◆ TASK ◆
Write the material out again exactly as it stands.

◆ DATA SHOWN ◆
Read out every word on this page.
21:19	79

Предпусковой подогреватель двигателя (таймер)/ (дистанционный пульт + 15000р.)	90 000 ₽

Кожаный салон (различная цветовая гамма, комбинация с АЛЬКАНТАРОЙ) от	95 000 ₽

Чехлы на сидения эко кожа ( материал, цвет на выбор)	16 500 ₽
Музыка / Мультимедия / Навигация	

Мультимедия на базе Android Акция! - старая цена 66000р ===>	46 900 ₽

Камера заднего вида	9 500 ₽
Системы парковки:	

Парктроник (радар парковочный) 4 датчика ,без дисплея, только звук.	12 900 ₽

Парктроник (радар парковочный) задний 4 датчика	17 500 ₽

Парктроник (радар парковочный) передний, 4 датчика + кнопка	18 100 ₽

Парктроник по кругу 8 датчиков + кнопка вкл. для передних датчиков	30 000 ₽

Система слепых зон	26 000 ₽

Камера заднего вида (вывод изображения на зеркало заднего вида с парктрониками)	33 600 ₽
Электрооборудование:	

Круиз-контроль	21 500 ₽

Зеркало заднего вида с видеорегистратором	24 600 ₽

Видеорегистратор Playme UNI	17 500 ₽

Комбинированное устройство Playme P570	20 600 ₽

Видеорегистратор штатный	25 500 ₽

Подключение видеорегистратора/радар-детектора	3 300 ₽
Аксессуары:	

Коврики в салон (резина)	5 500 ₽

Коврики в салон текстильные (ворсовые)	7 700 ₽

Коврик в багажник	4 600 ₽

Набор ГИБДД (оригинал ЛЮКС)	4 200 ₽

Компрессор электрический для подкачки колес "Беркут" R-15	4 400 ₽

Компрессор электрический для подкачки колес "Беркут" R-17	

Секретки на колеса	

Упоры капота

◆ ANSWER FOR THE TASK ◆
Read out every word on this page.
21:19	79

Предпусковой подогреватель двигателя (таймер)/ (дистанционный пульт + 15000р.)	90 000 ₽

Кожаный салон (различная цветовая гамма, комбинация с АЛЬКАНТАРОЙ) от	95 000 ₽

Чехлы на сидения эко кожа ( материал, цвет на выбор)	16 500 ₽
Музыка / Мультимедия / Навигация	

Мультимедия на базе Android Акция! - старая цена 66000р ===>	46 900 ₽

Камера заднего вида	9 500 ₽
Системы парковки:	

Парктроник (радар парковочный) 4 датчика ,без дисплея, только звук.	12 900 ₽

Парктроник (радар парковочный) задний 4 датчика	17 500 ₽

Парктроник (радар парковочный) передний, 4 датчика + кнопка	18 100 ₽

Парктроник по кругу 8 датчиков + кнопка вкл. для передних датчиков	30 000 ₽

Система слепых зон	26 000 ₽

Камера заднего вида (вывод изображения на зеркало заднего вида с парктрониками)	33 600 ₽
Электрооборудование:	

Круиз-контроль	21 500 ₽

Зеркало заднего вида с видеорегистратором	24 600 ₽

Видеорегистратор Playme UNI	17 500 ₽

Комбинированное устройство Playme P570	20 600 ₽

Видеорегистратор штатный	25 500 ₽

Подключение видеорегистратора/радар-детектора	3 300 ₽
Аксессуары:	

Коврики в салон (резина)	5 500 ₽

Коврики в салон текстильные (ворсовые)	7 700 ₽

Коврик в багажник	4 600 ₽

Набор ГИБДД (оригинал ЛЮКС)	4 200 ₽

Компрессор электрический для подкачки колес "Беркут" R-15	4 400 ₽

Компрессор электрический для подкачки колес "Беркут" R-17	

Секретки на колеса	

Упоры капота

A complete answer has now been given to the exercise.